====== Material supplied ======

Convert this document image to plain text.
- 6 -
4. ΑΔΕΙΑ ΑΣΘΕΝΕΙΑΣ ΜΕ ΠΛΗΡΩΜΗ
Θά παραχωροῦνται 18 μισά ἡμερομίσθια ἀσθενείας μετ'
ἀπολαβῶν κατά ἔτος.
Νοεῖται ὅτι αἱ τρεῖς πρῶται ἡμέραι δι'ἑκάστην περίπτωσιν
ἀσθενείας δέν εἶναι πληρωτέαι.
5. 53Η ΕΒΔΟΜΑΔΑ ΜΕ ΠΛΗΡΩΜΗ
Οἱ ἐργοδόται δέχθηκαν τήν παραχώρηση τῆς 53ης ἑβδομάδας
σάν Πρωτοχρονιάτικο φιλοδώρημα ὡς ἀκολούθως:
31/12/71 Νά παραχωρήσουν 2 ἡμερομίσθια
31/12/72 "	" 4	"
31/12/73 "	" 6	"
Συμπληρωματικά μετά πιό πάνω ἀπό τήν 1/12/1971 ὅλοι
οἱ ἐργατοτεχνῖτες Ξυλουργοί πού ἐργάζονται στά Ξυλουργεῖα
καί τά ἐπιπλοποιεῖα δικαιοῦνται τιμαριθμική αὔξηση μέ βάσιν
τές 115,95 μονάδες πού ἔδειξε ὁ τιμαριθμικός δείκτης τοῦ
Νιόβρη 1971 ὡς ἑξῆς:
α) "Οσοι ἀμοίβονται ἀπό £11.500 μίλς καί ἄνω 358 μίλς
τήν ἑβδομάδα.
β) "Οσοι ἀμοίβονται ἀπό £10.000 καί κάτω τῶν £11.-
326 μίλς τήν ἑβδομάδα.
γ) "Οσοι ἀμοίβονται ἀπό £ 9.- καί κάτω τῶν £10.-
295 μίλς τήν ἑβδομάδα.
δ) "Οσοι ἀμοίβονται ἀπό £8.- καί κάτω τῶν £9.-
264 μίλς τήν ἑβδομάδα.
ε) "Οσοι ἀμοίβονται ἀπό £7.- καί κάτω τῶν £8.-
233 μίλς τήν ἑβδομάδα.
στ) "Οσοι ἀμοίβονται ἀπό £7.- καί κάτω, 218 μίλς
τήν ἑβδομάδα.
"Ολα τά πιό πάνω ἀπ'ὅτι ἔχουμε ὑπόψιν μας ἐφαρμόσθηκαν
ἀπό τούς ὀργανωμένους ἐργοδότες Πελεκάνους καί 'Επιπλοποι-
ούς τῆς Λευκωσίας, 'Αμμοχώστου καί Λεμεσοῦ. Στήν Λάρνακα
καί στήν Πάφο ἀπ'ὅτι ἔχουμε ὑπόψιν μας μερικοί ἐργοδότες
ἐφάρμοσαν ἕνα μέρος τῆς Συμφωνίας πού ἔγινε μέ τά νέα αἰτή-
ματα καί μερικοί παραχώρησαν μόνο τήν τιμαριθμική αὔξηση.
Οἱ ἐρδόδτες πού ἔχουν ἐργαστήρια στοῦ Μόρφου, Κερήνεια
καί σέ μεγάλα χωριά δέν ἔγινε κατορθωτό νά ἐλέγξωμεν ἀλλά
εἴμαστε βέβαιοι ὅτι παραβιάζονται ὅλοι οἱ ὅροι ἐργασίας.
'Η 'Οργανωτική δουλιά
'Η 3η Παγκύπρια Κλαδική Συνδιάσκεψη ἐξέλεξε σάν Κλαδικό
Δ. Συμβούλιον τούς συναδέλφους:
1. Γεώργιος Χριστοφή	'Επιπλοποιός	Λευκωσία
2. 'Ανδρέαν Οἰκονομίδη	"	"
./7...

======

## What is being asked:
Above are the records; retype every one exactly.

## Task solution:
Convert this document image to plain text.
- 6 -
4. ΑΔΕΙΑ ΑΣΘΕΝΕΙΑΣ ΜΕ ΠΛΗΡΩΜΗ
Θά παραχωροῦνται 18 μισά ἡμερομίσθια ἀσθενείας μετ'
ἀπολαβῶν κατά ἔτος.
Νοεῖται ὅτι αἱ τρεῖς πρῶται ἡμέραι δι'ἑκάστην περίπτωσιν
ἀσθενείας δέν εἶναι πληρωτέαι.
5. 53Η ΕΒΔΟΜΑΔΑ ΜΕ ΠΛΗΡΩΜΗ
Οἱ ἐργοδόται δέχθηκαν τήν παραχώρηση τῆς 53ης ἑβδομάδας
σάν Πρωτοχρονιάτικο φιλοδώρημα ὡς ἀκολούθως:
31/12/71 Νά παραχωρήσουν 2 ἡμερομίσθια
31/12/72 "	" 4	"
31/12/73 "	" 6	"
Συμπληρωματικά μετά πιό πάνω ἀπό τήν 1/12/1971 ὅλοι
οἱ ἐργατοτεχνῖτες Ξυλουργοί πού ἐργάζονται στά Ξυλουργεῖα
καί τά ἐπιπλοποιεῖα δικαιοῦνται τιμαριθμική αὔξηση μέ βάσιν
τές 115,95 μονάδες πού ἔδειξε ὁ τιμαριθμικός δείκτης τοῦ
Νιόβρη 1971 ὡς ἑξῆς:
α) "Οσοι ἀμοίβονται ἀπό £11.500 μίλς καί ἄνω 358 μίλς
τήν ἑβδομάδα.
β) "Οσοι ἀμοίβονται ἀπό £10.000 καί κάτω τῶν £11.-
326 μίλς τήν ἑβδομάδα.
γ) "Οσοι ἀμοίβονται ἀπό £ 9.- καί κάτω τῶν £10.-
295 μίλς τήν ἑβδομάδα.
δ) "Οσοι ἀμοίβονται ἀπό £8.- καί κάτω τῶν £9.-
264 μίλς τήν ἑβδομάδα.
ε) "Οσοι ἀμοίβονται ἀπό £7.- καί κάτω τῶν £8.-
233 μίλς τήν ἑβδομάδα.
στ) "Οσοι ἀμοίβονται ἀπό £7.- καί κάτω, 218 μίλς
τήν ἑβδομάδα.
"Ολα τά πιό πάνω ἀπ'ὅτι ἔχουμε ὑπόψιν μας ἐφαρμόσθηκαν
ἀπό τούς ὀργανωμένους ἐργοδότες Πελεκάνους καί 'Επιπλοποι-
ούς τῆς Λευκωσίας, 'Αμμοχώστου καί Λεμεσοῦ. Στήν Λάρνακα
καί στήν Πάφο ἀπ'ὅτι ἔχουμε ὑπόψιν μας μερικοί ἐργοδότες
ἐφάρμοσαν ἕνα μέρος τῆς Συμφωνίας πού ἔγινε μέ τά νέα αἰτή-
ματα καί μερικοί παραχώρησαν μόνο τήν τιμαριθμική αὔξηση.
Οἱ ἐρδόδτες πού ἔχουν ἐργαστήρια στοῦ Μόρφου, Κερήνεια
καί σέ μεγάλα χωριά δέν ἔγινε κατορθωτό νά ἐλέγξωμεν ἀλλά
εἴμαστε βέβαιοι ὅτι παραβιάζονται ὅλοι οἱ ὅροι ἐργασίας.
'Η 'Οργανωτική δουλιά
'Η 3η Παγκύπρια Κλαδική Συνδιάσκεψη ἐξέλεξε σάν Κλαδικό
Δ. Συμβούλιον τούς συναδέλφους:
1. Γεώργιος Χριστοφή	'Επιπλοποιός	Λευκωσία
2. 'Ανδρέαν Οἰκονομίδη	"	"
./7...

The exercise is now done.